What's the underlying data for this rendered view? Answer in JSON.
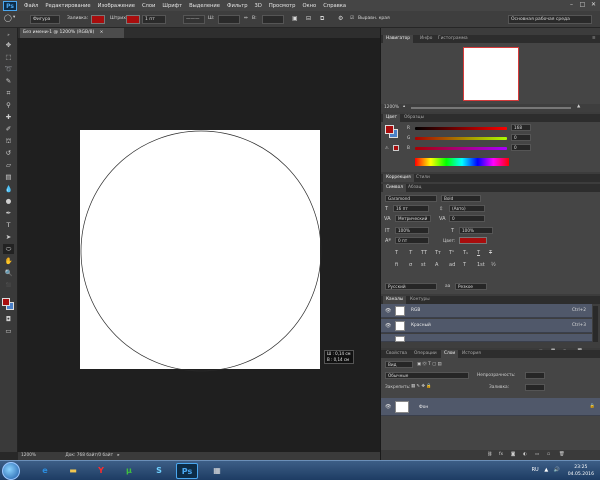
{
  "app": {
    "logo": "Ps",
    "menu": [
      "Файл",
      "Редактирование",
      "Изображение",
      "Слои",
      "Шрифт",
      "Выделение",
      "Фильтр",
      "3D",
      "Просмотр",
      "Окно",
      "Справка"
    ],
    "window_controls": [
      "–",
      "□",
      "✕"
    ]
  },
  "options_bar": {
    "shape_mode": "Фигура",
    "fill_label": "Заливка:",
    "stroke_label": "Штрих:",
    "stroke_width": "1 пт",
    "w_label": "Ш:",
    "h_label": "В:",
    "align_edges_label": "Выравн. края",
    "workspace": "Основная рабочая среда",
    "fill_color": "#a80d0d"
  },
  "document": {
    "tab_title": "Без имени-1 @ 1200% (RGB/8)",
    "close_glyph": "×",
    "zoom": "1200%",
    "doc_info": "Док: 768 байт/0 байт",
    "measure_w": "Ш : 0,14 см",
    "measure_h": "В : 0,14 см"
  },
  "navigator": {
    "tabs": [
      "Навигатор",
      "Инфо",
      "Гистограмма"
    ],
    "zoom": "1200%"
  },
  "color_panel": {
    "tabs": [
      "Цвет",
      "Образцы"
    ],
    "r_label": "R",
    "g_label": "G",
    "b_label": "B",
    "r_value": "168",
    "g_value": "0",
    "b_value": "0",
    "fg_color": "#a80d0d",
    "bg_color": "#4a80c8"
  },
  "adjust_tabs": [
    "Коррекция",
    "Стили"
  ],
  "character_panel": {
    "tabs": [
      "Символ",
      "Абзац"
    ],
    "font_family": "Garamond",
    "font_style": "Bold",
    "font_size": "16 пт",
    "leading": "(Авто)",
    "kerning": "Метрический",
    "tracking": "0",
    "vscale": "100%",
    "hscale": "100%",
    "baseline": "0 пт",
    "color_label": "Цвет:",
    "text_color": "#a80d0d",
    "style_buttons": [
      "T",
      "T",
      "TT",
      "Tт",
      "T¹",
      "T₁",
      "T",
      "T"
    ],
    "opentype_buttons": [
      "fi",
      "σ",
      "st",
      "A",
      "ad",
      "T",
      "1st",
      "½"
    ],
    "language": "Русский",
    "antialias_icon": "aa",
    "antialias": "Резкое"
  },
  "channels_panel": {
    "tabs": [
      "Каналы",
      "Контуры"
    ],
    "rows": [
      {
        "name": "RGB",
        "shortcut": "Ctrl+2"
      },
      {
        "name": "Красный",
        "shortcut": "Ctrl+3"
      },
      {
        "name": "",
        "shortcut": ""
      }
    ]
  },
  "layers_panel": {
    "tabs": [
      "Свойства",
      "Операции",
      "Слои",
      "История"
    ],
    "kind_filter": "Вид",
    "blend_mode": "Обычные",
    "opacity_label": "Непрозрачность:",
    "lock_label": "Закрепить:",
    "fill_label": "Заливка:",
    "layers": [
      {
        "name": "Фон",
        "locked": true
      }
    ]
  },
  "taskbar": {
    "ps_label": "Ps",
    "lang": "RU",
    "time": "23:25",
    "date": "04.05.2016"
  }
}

--

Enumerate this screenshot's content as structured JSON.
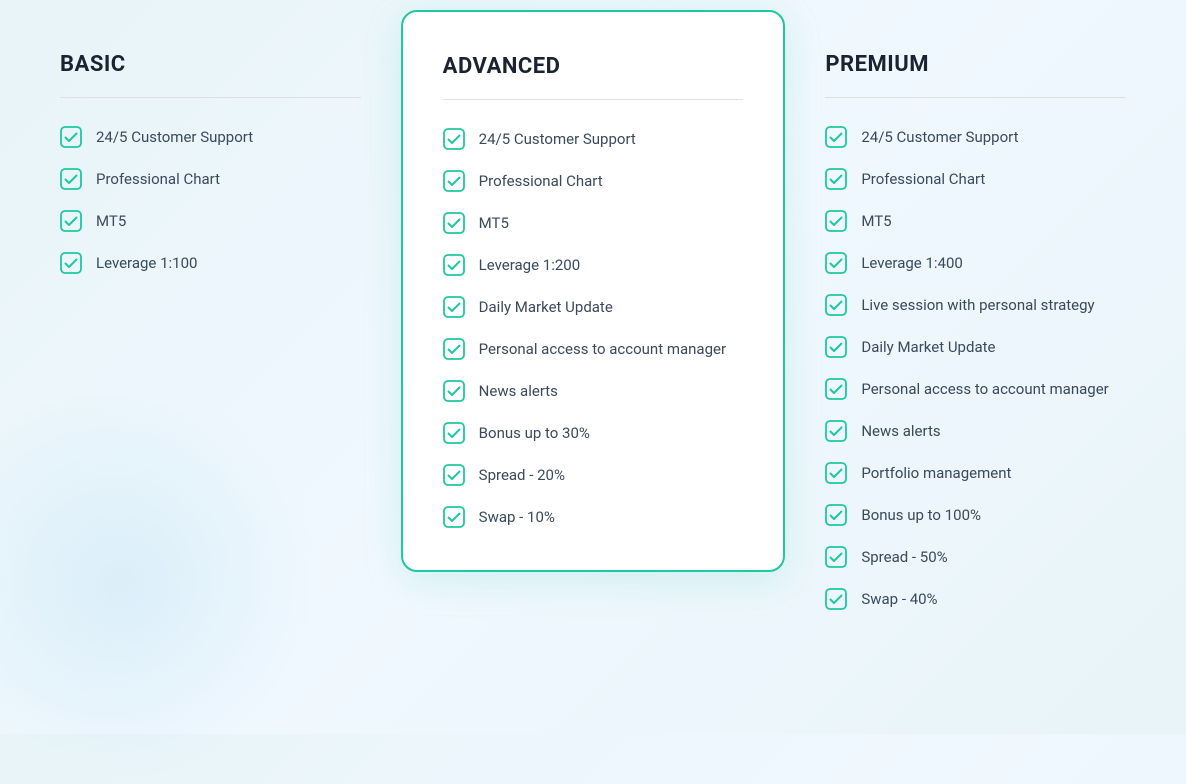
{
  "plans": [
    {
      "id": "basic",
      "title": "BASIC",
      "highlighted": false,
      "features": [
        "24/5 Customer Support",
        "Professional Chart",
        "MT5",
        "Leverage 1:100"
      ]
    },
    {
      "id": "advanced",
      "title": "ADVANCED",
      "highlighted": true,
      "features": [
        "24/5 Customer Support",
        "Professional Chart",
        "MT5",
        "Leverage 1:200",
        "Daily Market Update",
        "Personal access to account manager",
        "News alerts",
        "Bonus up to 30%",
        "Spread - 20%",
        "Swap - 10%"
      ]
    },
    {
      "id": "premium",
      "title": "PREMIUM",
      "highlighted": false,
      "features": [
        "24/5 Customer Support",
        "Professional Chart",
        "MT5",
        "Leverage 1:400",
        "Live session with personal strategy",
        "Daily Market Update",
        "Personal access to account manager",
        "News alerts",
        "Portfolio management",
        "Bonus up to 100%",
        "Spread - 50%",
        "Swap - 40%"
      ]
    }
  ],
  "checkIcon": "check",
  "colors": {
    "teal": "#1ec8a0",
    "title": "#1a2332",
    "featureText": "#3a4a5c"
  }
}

**Goal:** Report all lines of the data above that include the string "JSON".

**Output of the task:**
What's the underlying data for this rendered view? Answer in JSON.
Enumerate this screenshot's content as structured JSON.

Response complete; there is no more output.